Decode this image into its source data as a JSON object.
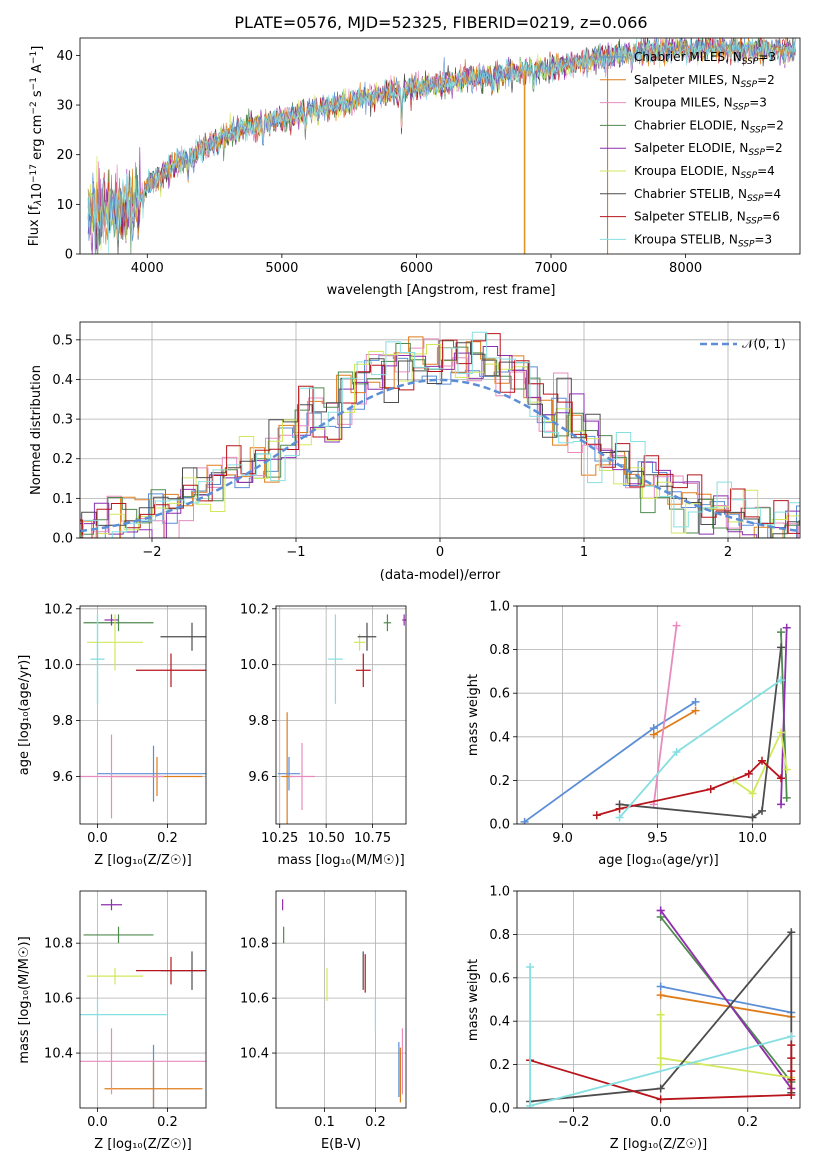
{
  "colors": [
    "#5b8ed6",
    "#e17c1b",
    "#e88bbf",
    "#4f8a4f",
    "#8e2fb0",
    "#d2e85c",
    "#4d4d4d",
    "#b8141b",
    "#86dfe0"
  ],
  "models": [
    {
      "label": "Chabrier MILES, N",
      "n": "=3"
    },
    {
      "label": "Salpeter MILES, N",
      "n": "=2"
    },
    {
      "label": "Kroupa MILES, N",
      "n": "=3"
    },
    {
      "label": "Chabrier ELODIE, N",
      "n": "=2"
    },
    {
      "label": "Salpeter ELODIE, N",
      "n": "=2"
    },
    {
      "label": "Kroupa ELODIE, N",
      "n": "=4"
    },
    {
      "label": "Chabrier STELIB, N",
      "n": "=4"
    },
    {
      "label": "Salpeter STELIB, N",
      "n": "=6"
    },
    {
      "label": "Kroupa STELIB, N",
      "n": "=3"
    }
  ],
  "nsub": "SSP",
  "chart_data": [
    {
      "type": "line",
      "title": "PLATE=0576, MJD=52325, FIBERID=0219, z=0.066",
      "xlabel": "wavelength [Angstrom, rest frame]",
      "ylabel_prefix": "Flux [f",
      "ylabel_mid": "10",
      "ylabel_exp": "−17",
      "ylabel_rest": " erg cm",
      "ylabel_exp2": "−2",
      "ylabel_rest2": " s",
      "ylabel_exp3": "−1",
      "ylabel_rest3": " A",
      "ylabel_exp4": "−1",
      "ylabel_end": "]",
      "xlim": [
        3500,
        8850
      ],
      "ylim": [
        0,
        43.5
      ],
      "xticks": [
        "4000",
        "5000",
        "6000",
        "7000",
        "8000"
      ],
      "xtick_values": [
        4000,
        5000,
        6000,
        7000,
        8000
      ],
      "yticks": [
        "0",
        "10",
        "20",
        "30",
        "40"
      ],
      "ytick_values": [
        0,
        10,
        20,
        30,
        40
      ],
      "continuum": [
        [
          3560,
          8
        ],
        [
          3700,
          8.5
        ],
        [
          3900,
          10
        ],
        [
          4000,
          14
        ],
        [
          4200,
          18
        ],
        [
          4400,
          21
        ],
        [
          4600,
          24
        ],
        [
          4800,
          26
        ],
        [
          5000,
          27
        ],
        [
          5200,
          29
        ],
        [
          5400,
          30
        ],
        [
          5600,
          31.5
        ],
        [
          5800,
          32.5
        ],
        [
          6000,
          33.5
        ],
        [
          6200,
          34.5
        ],
        [
          6400,
          35.5
        ],
        [
          6600,
          36
        ],
        [
          6800,
          37
        ],
        [
          7000,
          37.5
        ],
        [
          7200,
          38.5
        ],
        [
          7400,
          39.5
        ],
        [
          7600,
          40.5
        ],
        [
          7800,
          41
        ],
        [
          8000,
          41.5
        ],
        [
          8200,
          41.5
        ],
        [
          8400,
          41
        ],
        [
          8600,
          41
        ],
        [
          8820,
          41
        ]
      ]
    },
    {
      "type": "bar",
      "xlabel": "(data-model)/error",
      "ylabel": "Normed distribution",
      "xlim": [
        -2.5,
        2.5
      ],
      "ylim": [
        0,
        0.545
      ],
      "xticks": [
        "−2",
        "−1",
        "0",
        "1",
        "2"
      ],
      "xtick_values": [
        -2,
        -1,
        0,
        1,
        2
      ],
      "yticks": [
        "0.0",
        "0.1",
        "0.2",
        "0.3",
        "0.4",
        "0.5"
      ],
      "ytick_values": [
        0,
        0.1,
        0.2,
        0.3,
        0.4,
        0.5
      ],
      "legend": "𝒩(0, 1)",
      "bin_width": 0.1
    },
    {
      "type": "scatter",
      "xlabel": "Z [log₁₀(Z/Z☉)]",
      "ylabel": "age  [log₁₀(age/yr)]",
      "xlim": [
        -0.05,
        0.31
      ],
      "ylim": [
        9.43,
        10.21
      ],
      "xticks": [
        "0.0",
        "0.2"
      ],
      "xtick_values": [
        0,
        0.2
      ],
      "yticks": [
        "9.6",
        "9.8",
        "10.0",
        "10.2"
      ],
      "ytick_values": [
        9.6,
        9.8,
        10.0,
        10.2
      ],
      "points": [
        {
          "x": 0.16,
          "y": 9.61,
          "xerr": 0.16,
          "yerr": 0.1,
          "c": 0
        },
        {
          "x": 0.17,
          "y": 9.6,
          "xerr": 0.13,
          "yerr": 0.07,
          "c": 1
        },
        {
          "x": 0.04,
          "y": 9.6,
          "xerr": 0.15,
          "yerr": 0.15,
          "c": 2
        },
        {
          "x": 0.06,
          "y": 10.15,
          "xerr": 0.1,
          "yerr": 0.03,
          "c": 3
        },
        {
          "x": 0.04,
          "y": 10.16,
          "xerr": 0.02,
          "yerr": 0.02,
          "c": 4
        },
        {
          "x": 0.05,
          "y": 10.08,
          "xerr": 0.08,
          "yerr": 0.1,
          "c": 5
        },
        {
          "x": 0.27,
          "y": 10.1,
          "xerr": 0.09,
          "yerr": 0.05,
          "c": 6
        },
        {
          "x": 0.21,
          "y": 9.98,
          "xerr": 0.1,
          "yerr": 0.06,
          "c": 7
        },
        {
          "x": 0.0,
          "y": 10.02,
          "xerr": 0.02,
          "yerr": 0.16,
          "c": 8
        },
        {
          "x": 0.0,
          "y": 10.02,
          "xerr": 0.02,
          "yerr": 0.16,
          "c": 8
        }
      ]
    },
    {
      "type": "scatter",
      "xlabel": "mass [log₁₀(M/M☉)]",
      "ylabel": "",
      "xlim": [
        10.23,
        10.93
      ],
      "ylim": [
        9.43,
        10.21
      ],
      "xticks": [
        "10.25",
        "10.50",
        "10.75"
      ],
      "xtick_values": [
        10.25,
        10.5,
        10.75
      ],
      "yticks": [
        "9.6",
        "9.8",
        "10.0",
        "10.2"
      ],
      "ytick_values": [
        9.6,
        9.8,
        10.0,
        10.2
      ],
      "points": [
        {
          "x": 10.3,
          "y": 9.61,
          "xerr": 0.06,
          "yerr": 0.06,
          "c": 0
        },
        {
          "x": 10.29,
          "y": 9.6,
          "xerr": 0.03,
          "yerr": 0.23,
          "c": 1
        },
        {
          "x": 10.37,
          "y": 9.6,
          "xerr": 0.07,
          "yerr": 0.12,
          "c": 2
        },
        {
          "x": 10.83,
          "y": 10.15,
          "xerr": 0.02,
          "yerr": 0.03,
          "c": 3
        },
        {
          "x": 10.92,
          "y": 10.16,
          "xerr": 0.01,
          "yerr": 0.02,
          "c": 4
        },
        {
          "x": 10.68,
          "y": 10.08,
          "xerr": 0.03,
          "yerr": 0.03,
          "c": 5
        },
        {
          "x": 10.72,
          "y": 10.1,
          "xerr": 0.05,
          "yerr": 0.05,
          "c": 6
        },
        {
          "x": 10.7,
          "y": 9.98,
          "xerr": 0.04,
          "yerr": 0.06,
          "c": 7
        },
        {
          "x": 10.55,
          "y": 10.02,
          "xerr": 0.04,
          "yerr": 0.16,
          "c": 8
        }
      ]
    },
    {
      "type": "line",
      "xlabel": "age  [log₁₀(age/yr)]",
      "ylabel": "mass weight",
      "xlim": [
        8.76,
        10.25
      ],
      "ylim": [
        0,
        1.0
      ],
      "xticks": [
        "9.0",
        "9.5",
        "10.0"
      ],
      "xtick_values": [
        9.0,
        9.5,
        10.0
      ],
      "yticks": [
        "0.0",
        "0.2",
        "0.4",
        "0.6",
        "0.8",
        "1.0"
      ],
      "ytick_values": [
        0,
        0.2,
        0.4,
        0.6,
        0.8,
        1.0
      ],
      "series": [
        {
          "c": 0,
          "x": [
            8.8,
            9.48,
            9.7
          ],
          "y": [
            0.01,
            0.44,
            0.56
          ]
        },
        {
          "c": 1,
          "x": [
            9.48,
            9.7
          ],
          "y": [
            0.41,
            0.52
          ]
        },
        {
          "c": 2,
          "x": [
            9.48,
            9.6
          ],
          "y": [
            0.09,
            0.91
          ]
        },
        {
          "c": 3,
          "x": [
            10.15,
            10.18
          ],
          "y": [
            0.88,
            0.12
          ]
        },
        {
          "c": 4,
          "x": [
            10.15,
            10.18
          ],
          "y": [
            0.09,
            0.9
          ]
        },
        {
          "c": 5,
          "x": [
            9.9,
            10.0,
            10.15,
            10.18
          ],
          "y": [
            0.2,
            0.14,
            0.42,
            0.25
          ]
        },
        {
          "c": 6,
          "x": [
            9.3,
            10.0,
            10.05,
            10.15
          ],
          "y": [
            0.09,
            0.03,
            0.06,
            0.81
          ]
        },
        {
          "c": 7,
          "x": [
            9.18,
            9.3,
            9.78,
            9.98,
            10.05,
            10.15
          ],
          "y": [
            0.04,
            0.07,
            0.16,
            0.23,
            0.29,
            0.21
          ]
        },
        {
          "c": 8,
          "x": [
            9.3,
            9.6,
            10.15
          ],
          "y": [
            0.03,
            0.33,
            0.66
          ]
        }
      ]
    },
    {
      "type": "scatter",
      "xlabel": "Z [log₁₀(Z/Z☉)]",
      "ylabel": "mass [log₁₀(M/M☉)]",
      "xlim": [
        -0.05,
        0.31
      ],
      "ylim": [
        10.2,
        10.99
      ],
      "xticks": [
        "0.0",
        "0.2"
      ],
      "xtick_values": [
        0,
        0.2
      ],
      "yticks": [
        "10.4",
        "10.6",
        "10.8"
      ],
      "ytick_values": [
        10.4,
        10.6,
        10.8
      ],
      "points": [
        {
          "x": 0.16,
          "y": 10.29,
          "xerr": 0.0,
          "yerr": 0.14,
          "c": 0
        },
        {
          "x": 0.16,
          "y": 10.27,
          "xerr": 0.14,
          "yerr": 0.1,
          "c": 1
        },
        {
          "x": 0.04,
          "y": 10.37,
          "xerr": 0.27,
          "yerr": 0.12,
          "c": 2
        },
        {
          "x": 0.06,
          "y": 10.83,
          "xerr": 0.1,
          "yerr": 0.03,
          "c": 3
        },
        {
          "x": 0.04,
          "y": 10.94,
          "xerr": 0.03,
          "yerr": 0.02,
          "c": 4
        },
        {
          "x": 0.05,
          "y": 10.68,
          "xerr": 0.08,
          "yerr": 0.03,
          "c": 5
        },
        {
          "x": 0.27,
          "y": 10.7,
          "xerr": 0.09,
          "yerr": 0.07,
          "c": 6
        },
        {
          "x": 0.21,
          "y": 10.7,
          "xerr": 0.1,
          "yerr": 0.05,
          "c": 7
        },
        {
          "x": 0.0,
          "y": 10.54,
          "xerr": 0.2,
          "yerr": 0.06,
          "c": 8
        }
      ]
    },
    {
      "type": "scatter",
      "xlabel": "E(B-V)",
      "ylabel": "",
      "xlim": [
        0.005,
        0.26
      ],
      "ylim": [
        10.2,
        10.99
      ],
      "xticks": [
        "0.1",
        "0.2"
      ],
      "xtick_values": [
        0.1,
        0.2
      ],
      "yticks": [
        "10.4",
        "10.6",
        "10.8"
      ],
      "ytick_values": [
        10.4,
        10.6,
        10.8
      ],
      "points": [
        {
          "x": 0.246,
          "y": 10.34,
          "xerr": 0.0,
          "yerr": 0.1,
          "c": 0
        },
        {
          "x": 0.249,
          "y": 10.32,
          "xerr": 0.0,
          "yerr": 0.1,
          "c": 1
        },
        {
          "x": 0.253,
          "y": 10.37,
          "xerr": 0.0,
          "yerr": 0.12,
          "c": 2
        },
        {
          "x": 0.02,
          "y": 10.83,
          "xerr": 0.0,
          "yerr": 0.03,
          "c": 3
        },
        {
          "x": 0.018,
          "y": 10.94,
          "xerr": 0.0,
          "yerr": 0.02,
          "c": 4
        },
        {
          "x": 0.105,
          "y": 10.65,
          "xerr": 0.0,
          "yerr": 0.06,
          "c": 5
        },
        {
          "x": 0.176,
          "y": 10.7,
          "xerr": 0.0,
          "yerr": 0.07,
          "c": 6
        },
        {
          "x": 0.18,
          "y": 10.69,
          "xerr": 0.0,
          "yerr": 0.07,
          "c": 7
        },
        {
          "x": 0.2,
          "y": 10.54,
          "xerr": 0.0,
          "yerr": 0.06,
          "c": 8
        }
      ]
    },
    {
      "type": "line",
      "xlabel": "Z [log₁₀(Z/Z☉)]",
      "ylabel": "mass weight",
      "xlim": [
        -0.33,
        0.32
      ],
      "ylim": [
        0,
        1.0
      ],
      "xticks": [
        "−0.2",
        "0.0",
        "0.2"
      ],
      "xtick_values": [
        -0.2,
        0.0,
        0.2
      ],
      "yticks": [
        "0.0",
        "0.2",
        "0.4",
        "0.6",
        "0.8",
        "1.0"
      ],
      "ytick_values": [
        0,
        0.2,
        0.4,
        0.6,
        0.8,
        1.0
      ],
      "series": [
        {
          "c": 0,
          "x": [
            0.0,
            0.3
          ],
          "y": [
            0.56,
            0.44
          ]
        },
        {
          "c": 1,
          "x": [
            0.0,
            0.3
          ],
          "y": [
            0.52,
            0.42
          ]
        },
        {
          "c": 2,
          "x": [
            0.0,
            0.3
          ],
          "y": [
            0.91,
            0.09
          ]
        },
        {
          "c": 3,
          "x": [
            0.0,
            0.3
          ],
          "y": [
            0.88,
            0.12
          ]
        },
        {
          "c": 4,
          "x": [
            0.0,
            0.3
          ],
          "y": [
            0.91,
            0.09
          ]
        },
        {
          "c": 5,
          "x": [
            0.0,
            0.0,
            0.0,
            0.3
          ],
          "y": [
            0.43,
            0.2,
            0.23,
            0.14
          ]
        },
        {
          "c": 6,
          "x": [
            -0.3,
            0.0,
            0.3,
            0.3
          ],
          "y": [
            0.03,
            0.09,
            0.81,
            0.07
          ]
        },
        {
          "c": 7,
          "x": [
            -0.3,
            0.0,
            0.3,
            0.3,
            0.3,
            0.3,
            0.3
          ],
          "y": [
            0.22,
            0.04,
            0.06,
            0.17,
            0.23,
            0.29,
            0.13
          ]
        },
        {
          "c": 8,
          "x": [
            -0.3,
            -0.3,
            0.3
          ],
          "y": [
            0.65,
            0.01,
            0.33
          ]
        }
      ]
    }
  ]
}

= = = =

- GIVEN EXERCISE:
Filter the data for the string "log₁₀" and copy every line that has it.

- FINAL RESULT:
      "xlabel": "Z [log₁₀(Z/Z☉)]",
      "ylabel": "age  [log₁₀(age/yr)]",
      "xlabel": "mass [log₁₀(M/M☉)]",
      "xlabel": "age  [log₁₀(age/yr)]",
      "xlabel": "Z [log₁₀(Z/Z☉)]",
      "ylabel": "mass [log₁₀(M/M☉)]",
      "xlabel": "Z [log₁₀(Z/Z☉)]",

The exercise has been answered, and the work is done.